═════ ENTRIES ═════

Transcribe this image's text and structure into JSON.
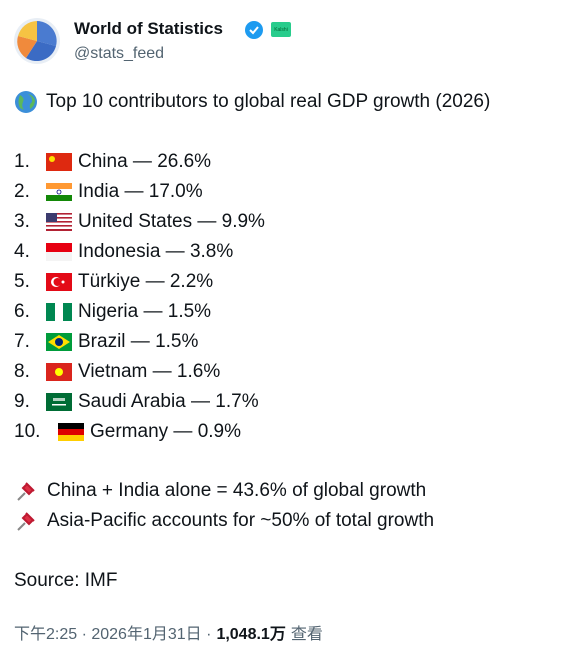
{
  "author": {
    "name": "World of Statistics",
    "handle": "@stats_feed",
    "badge": "Kalshi"
  },
  "tweet": {
    "headline": "Top 10 contributors to global real GDP growth (2026)",
    "items": [
      {
        "rank": "1.",
        "text": "China — 26.6%"
      },
      {
        "rank": "2.",
        "text": "India — 17.0%"
      },
      {
        "rank": "3.",
        "text": "United States — 9.9%"
      },
      {
        "rank": "4.",
        "text": "Indonesia — 3.8%"
      },
      {
        "rank": "5.",
        "text": "Türkiye — 2.2%"
      },
      {
        "rank": "6.",
        "text": "Nigeria — 1.5%"
      },
      {
        "rank": "7.",
        "text": "Brazil — 1.5%"
      },
      {
        "rank": "8.",
        "text": "Vietnam — 1.6%"
      },
      {
        "rank": "9.",
        "text": "Saudi Arabia — 1.7%"
      },
      {
        "rank": "10.",
        "text": "Germany — 0.9%"
      }
    ],
    "notes": [
      "China + India alone = 43.6% of global growth",
      "Asia-Pacific accounts for ~50% of total growth"
    ],
    "source": "Source: IMF"
  },
  "footer": {
    "meta": "下午2:25 · 2026年1月31日 ·",
    "views": "1,048.1万",
    "views_label": "查看"
  }
}
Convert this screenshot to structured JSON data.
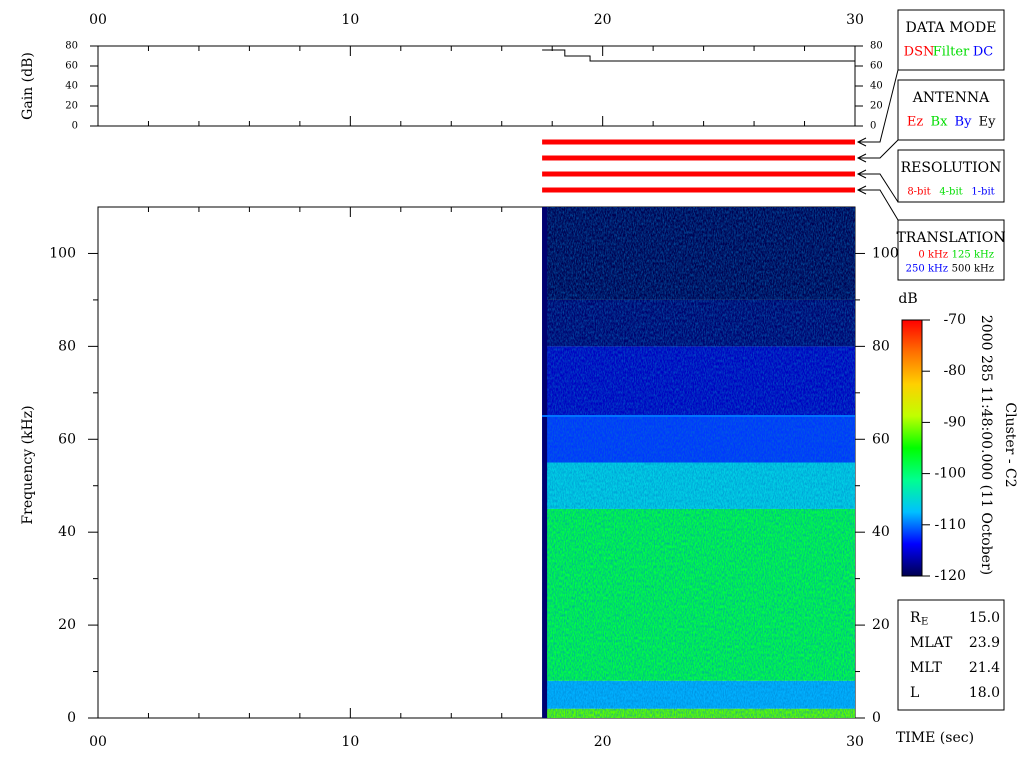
{
  "chart_data": {
    "type": "spectrogram",
    "xlabel": "TIME (sec)",
    "xlim": [
      0,
      30
    ],
    "xticks": [
      {
        "value": 0,
        "label": "00"
      },
      10,
      20,
      30
    ],
    "xminorticks": [
      2,
      4,
      6,
      8,
      12,
      14,
      16,
      18,
      22,
      24,
      26,
      28
    ],
    "data_span": [
      17.6,
      30
    ],
    "gain": {
      "ylabel": "Gain (dB)",
      "ylim": [
        0,
        80
      ],
      "yticks": [
        0,
        20,
        40,
        60,
        80
      ],
      "x": [
        17.6,
        18.5,
        18.5,
        19.5,
        19.5,
        30
      ],
      "values": [
        76,
        76,
        70,
        70,
        65,
        65
      ],
      "color": "#000000"
    },
    "mode_color": "#ff0000",
    "panels": [
      {
        "title": "DATA MODE",
        "items": [
          {
            "text": "DSN",
            "color": "#ff0000"
          },
          {
            "text": "Filter",
            "color": "#00dd00"
          },
          {
            "text": "DC",
            "color": "#0000ff"
          }
        ]
      },
      {
        "title": "ANTENNA",
        "items": [
          {
            "text": "Ez",
            "color": "#ff0000"
          },
          {
            "text": "Bx",
            "color": "#00dd00"
          },
          {
            "text": "By",
            "color": "#0000ff"
          },
          {
            "text": "Ey",
            "color": "#000000"
          }
        ]
      },
      {
        "title": "RESOLUTION",
        "items": [
          {
            "text": "8-bit",
            "color": "#ff0000"
          },
          {
            "text": "4-bit",
            "color": "#00dd00"
          },
          {
            "text": "1-bit",
            "color": "#0000ff"
          }
        ]
      },
      {
        "title": "TRANSLATION",
        "items": [
          {
            "text": "0 kHz",
            "color": "#ff0000"
          },
          {
            "text": "125 kHz",
            "color": "#00dd00"
          },
          {
            "text": "250 kHz",
            "color": "#0000ff"
          },
          {
            "text": "500 kHz",
            "color": "#000000"
          }
        ]
      }
    ],
    "spectrogram": {
      "ylabel": "Frequency (kHz)",
      "ylim": [
        0,
        110
      ],
      "yticks": [
        0,
        20,
        40,
        60,
        80,
        100
      ],
      "yminorticks": [
        10,
        30,
        50,
        70,
        90
      ],
      "band_edges": [
        0,
        2,
        8,
        45,
        55,
        65,
        80,
        90,
        110
      ],
      "band_db": [
        -92,
        -108,
        -98,
        -106,
        -112,
        -116,
        -119,
        -120
      ],
      "tone_khz": 65,
      "tone_db": -110
    },
    "colorbar": {
      "label": "dB",
      "zlim": [
        -120,
        -70
      ],
      "zticks": [
        -70,
        -80,
        -90,
        -100,
        -110,
        -120
      ],
      "colors": [
        "#000050",
        "#0000ff",
        "#00c0ff",
        "#00ff90",
        "#00ff00",
        "#c0ff00",
        "#ffd000",
        "#ff7000",
        "#ff0000"
      ]
    },
    "annotation": [
      "2000 285 11:48:00.000 (11 October)",
      "Cluster - C2"
    ],
    "info": [
      {
        "name": "R",
        "subscript": "E",
        "value": "15.0"
      },
      {
        "name": "MLAT",
        "value": "23.9"
      },
      {
        "name": "MLT",
        "value": "21.4"
      },
      {
        "name": "L",
        "value": "18.0"
      }
    ]
  }
}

═════

• TASK BRIEF
Give only the count of lines in which the string "JSON" appears.

• THE RESPONSE
2